• Brief: Where a line in the listing contains the string "issue", copy that line out.

• Data supplied:
....

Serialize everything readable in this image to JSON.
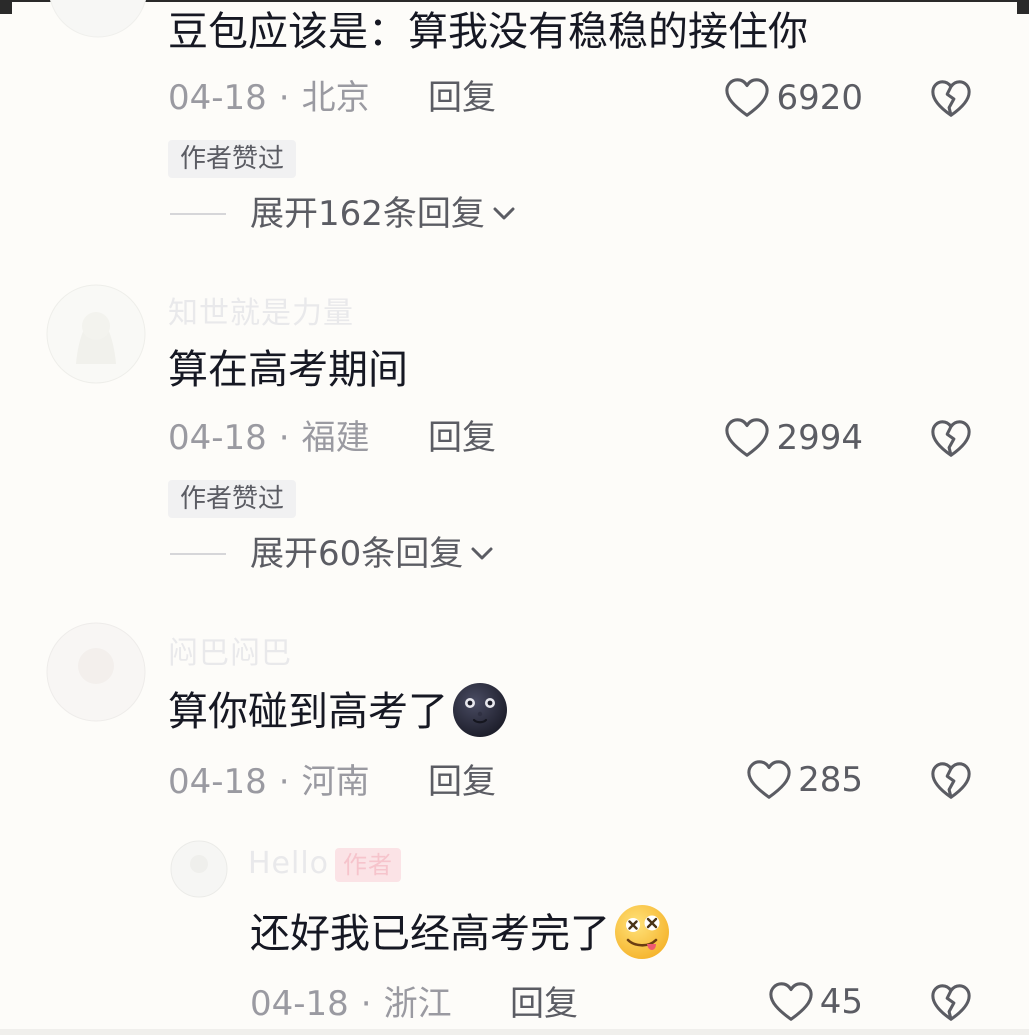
{
  "comments": [
    {
      "username": "",
      "text": "豆包应该是：算我没有稳稳的接住你",
      "date": "04-18",
      "location": "北京",
      "reply_label": "回复",
      "likes": "6920",
      "liked_by_author": "作者赞过",
      "expand_label": "展开162条回复",
      "icons": [
        "heart-outline-icon",
        "broken-heart-icon",
        "chevron-down-icon"
      ]
    },
    {
      "username": "知世就是力量",
      "text": "算在高考期间",
      "date": "04-18",
      "location": "福建",
      "reply_label": "回复",
      "likes": "2994",
      "liked_by_author": "作者赞过",
      "expand_label": "展开60条回复",
      "icons": [
        "heart-outline-icon",
        "broken-heart-icon",
        "chevron-down-icon"
      ]
    },
    {
      "username": "闷巴闷巴",
      "text": "算你碰到高考了",
      "emoji": "new-moon-face-emoji",
      "date": "04-18",
      "location": "河南",
      "reply_label": "回复",
      "likes": "285",
      "icons": [
        "heart-outline-icon",
        "broken-heart-icon"
      ]
    },
    {
      "username": "Hello",
      "author_tag": "作者",
      "text": "还好我已经高考完了",
      "emoji": "dizzy-face-emoji",
      "date": "04-18",
      "location": "浙江",
      "reply_label": "回复",
      "likes": "45",
      "icons": [
        "heart-outline-icon",
        "broken-heart-icon"
      ]
    }
  ],
  "separator": "·",
  "colors": {
    "background": "#fdfcf9",
    "text_primary": "#161823",
    "text_meta": "#9a9aa1",
    "text_secondary": "#5b5c63",
    "badge_bg": "#f1f1f2",
    "author_tag_bg": "#fbe3e6"
  }
}
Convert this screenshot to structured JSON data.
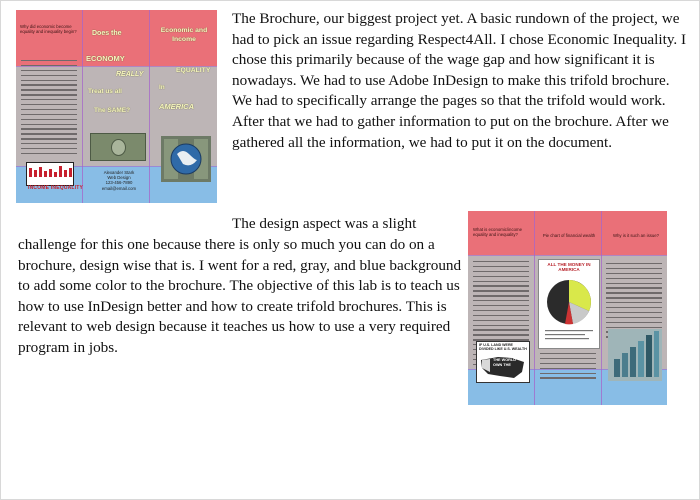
{
  "intro_paragraph": "The Brochure, our biggest project yet. A basic rundown of the project, we had to pick an issue regarding Respect4All. I chose Economic Inequality. I chose this primarily because of the wage gap and how significant it is nowadays. We had to use Adobe InDesign to make this trifold brochure. We had to specifically arrange the pages so that the trifold would work. After that we had to gather information to put on the brochure. After we gathered all the information, we had to put it on the document.",
  "design_paragraph": {
    "first_line": "The design aspect was a slight",
    "rest": "challenge for this one because there is only so much you can do on a brochure, design wise that is. I went for a red, gray, and blue background to add some color to the brochure. The objective of this lab is to teach us how to use InDesign better and how to create trifold brochures. This is relevant to web design because it teaches us how to use a very required program in jobs."
  },
  "brochure_outside": {
    "panel1_title": "Why did economic become equality and inequality begin?",
    "panel1_logo_label": "INCOME INEQUALITY",
    "panel2_words": [
      "Does the",
      "ECONOMY",
      "REALLY",
      "Treat us all",
      "The SAME?"
    ],
    "panel3_title": "Economic and Income",
    "panel3_words": [
      "EQUALITY",
      "In",
      "AMERICA"
    ],
    "panel2_contact": [
      "Alexander Stark",
      "Web Design",
      "123-456-7890",
      "email@email.com"
    ]
  },
  "brochure_inside": {
    "panel1_title": "What is economic/income equality and inequality?",
    "panel2_title": "Pie chart of financial wealth",
    "panel3_title": "Why is it such an issue?",
    "chart_caption": "ALL THE MONEY IN AMERICA",
    "map_label": "THE WORLD OWN THE",
    "slogan": "IF U.S. LAND WERE DIVIDED LIKE U.S. WEALTH"
  },
  "colors": {
    "top_band": "#ea7078",
    "middle_band": "#bdb5b6",
    "bottom_band": "#88bde6"
  }
}
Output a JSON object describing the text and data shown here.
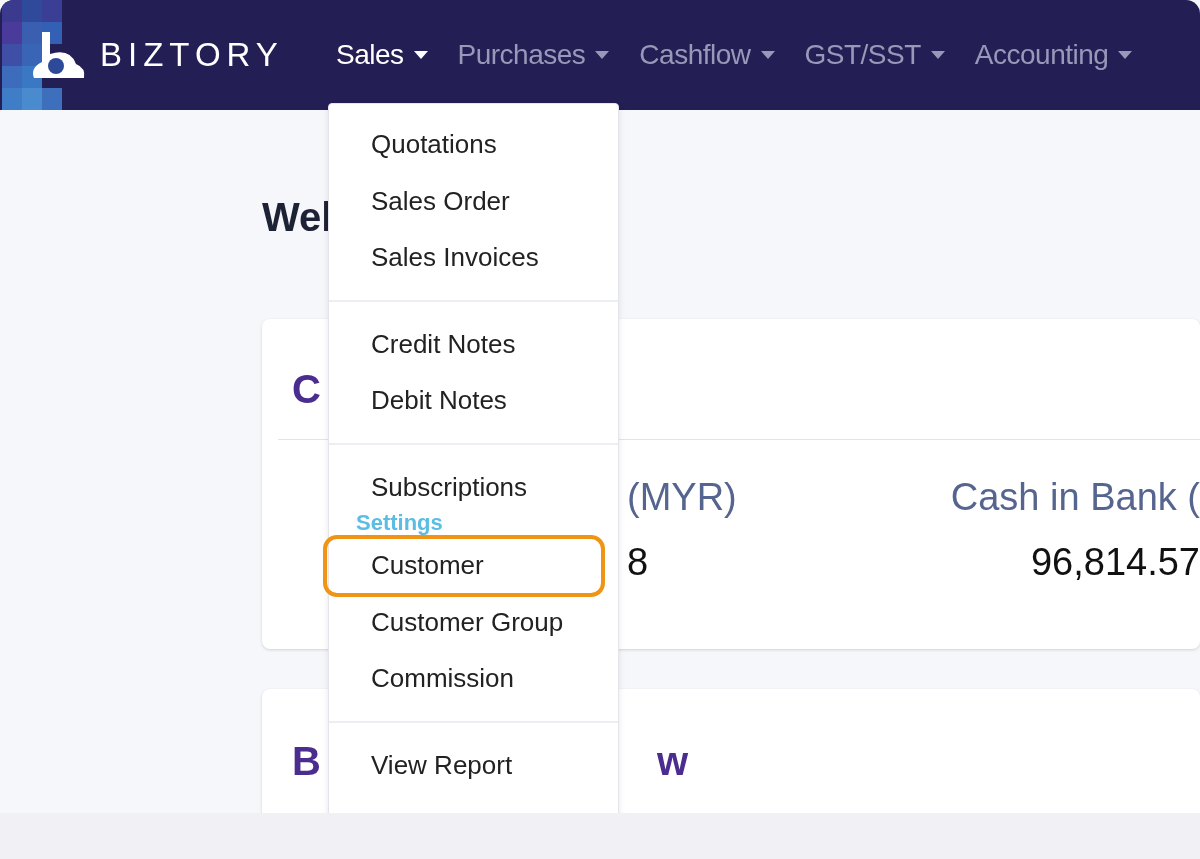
{
  "brand": {
    "name": "BIZTORY"
  },
  "nav": {
    "items": [
      {
        "label": "Sales",
        "selected": true
      },
      {
        "label": "Purchases",
        "selected": false
      },
      {
        "label": "Cashflow",
        "selected": false
      },
      {
        "label": "GST/SST",
        "selected": false
      },
      {
        "label": "Accounting",
        "selected": false
      }
    ]
  },
  "page": {
    "heading": "Wel",
    "cards": [
      {
        "title": "C",
        "stats": [
          {
            "label": "(MYR)",
            "value": "8"
          },
          {
            "label": "Cash in Bank (",
            "value": "96,814.57"
          }
        ]
      },
      {
        "title": "B",
        "title_end": "w"
      }
    ]
  },
  "dropdown": {
    "groups": [
      {
        "items": [
          {
            "kind": "item",
            "label": "Quotations",
            "highlighted": false
          },
          {
            "kind": "item",
            "label": "Sales Order",
            "highlighted": false
          },
          {
            "kind": "item",
            "label": "Sales Invoices",
            "highlighted": false
          }
        ]
      },
      {
        "items": [
          {
            "kind": "item",
            "label": "Credit Notes",
            "highlighted": false
          },
          {
            "kind": "item",
            "label": "Debit Notes",
            "highlighted": false
          }
        ]
      },
      {
        "items": [
          {
            "kind": "item",
            "label": "Subscriptions",
            "highlighted": false
          },
          {
            "kind": "heading",
            "label": "Settings"
          },
          {
            "kind": "item",
            "label": "Customer",
            "highlighted": true
          },
          {
            "kind": "item",
            "label": "Customer Group",
            "highlighted": false
          },
          {
            "kind": "item",
            "label": "Commission",
            "highlighted": false
          }
        ]
      },
      {
        "items": [
          {
            "kind": "item",
            "label": "View Report",
            "highlighted": false
          }
        ]
      }
    ]
  }
}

....

• In response:
  "intro_paragraph": "The Brochure, our biggest project yet. A basic rundown of the project, we had to pick an issue regarding Respect4All. I chose Economic Inequality. I chose this primarily because of the wage gap and how significant it is nowadays. We had to use Adobe InDesign to make this trifold brochure. We had to specifically arrange the pages so that the trifold would work. After that we had to gather information to put on the brochure. After we gathered all the information, we had to put it on the document.",
    "panel3_title": "Why is it such an issue?",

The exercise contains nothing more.